■ WHAT IS REQUIRED ■
Return every line of the records below without any change.
——————
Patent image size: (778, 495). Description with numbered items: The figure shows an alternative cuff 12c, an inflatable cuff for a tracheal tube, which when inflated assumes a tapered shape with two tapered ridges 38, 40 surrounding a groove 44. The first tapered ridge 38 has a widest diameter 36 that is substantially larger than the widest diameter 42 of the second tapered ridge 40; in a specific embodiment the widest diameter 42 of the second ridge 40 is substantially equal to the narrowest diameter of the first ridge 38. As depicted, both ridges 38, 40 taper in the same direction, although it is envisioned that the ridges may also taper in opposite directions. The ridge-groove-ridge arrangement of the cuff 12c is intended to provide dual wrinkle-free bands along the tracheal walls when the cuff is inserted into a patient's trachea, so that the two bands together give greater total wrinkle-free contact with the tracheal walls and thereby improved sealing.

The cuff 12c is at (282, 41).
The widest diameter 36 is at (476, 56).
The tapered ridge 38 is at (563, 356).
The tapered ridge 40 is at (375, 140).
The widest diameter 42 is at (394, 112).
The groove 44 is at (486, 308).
——————
■ COMPLETED TASK ■
Patent image size: (778, 495). Description with numbered items: The figure shows an alternative cuff 12c, an inflatable cuff for a tracheal tube, which when inflated assumes a tapered shape with two tapered ridges 38, 40 surrounding a groove 44. The first tapered ridge 38 has a widest diameter 36 that is substantially larger than the widest diameter 42 of the second tapered ridge 40; in a specific embodiment the widest diameter 42 of the second ridge 40 is substantially equal to the narrowest diameter of the first ridge 38. As depicted, both ridges 38, 40 taper in the same direction, although it is envisioned that the ridges may also taper in opposite directions. The ridge-groove-ridge arrangement of the cuff 12c is intended to provide dual wrinkle-free bands along the tracheal walls when the cuff is inserted into a patient's trachea, so that the two bands together give greater total wrinkle-free contact with the tracheal walls and thereby improved sealing.

The cuff 12c is at (282, 41).
The widest diameter 36 is at (476, 56).
The tapered ridge 38 is at (563, 356).
The tapered ridge 40 is at (375, 140).
The widest diameter 42 is at (394, 112).
The groove 44 is at (486, 308).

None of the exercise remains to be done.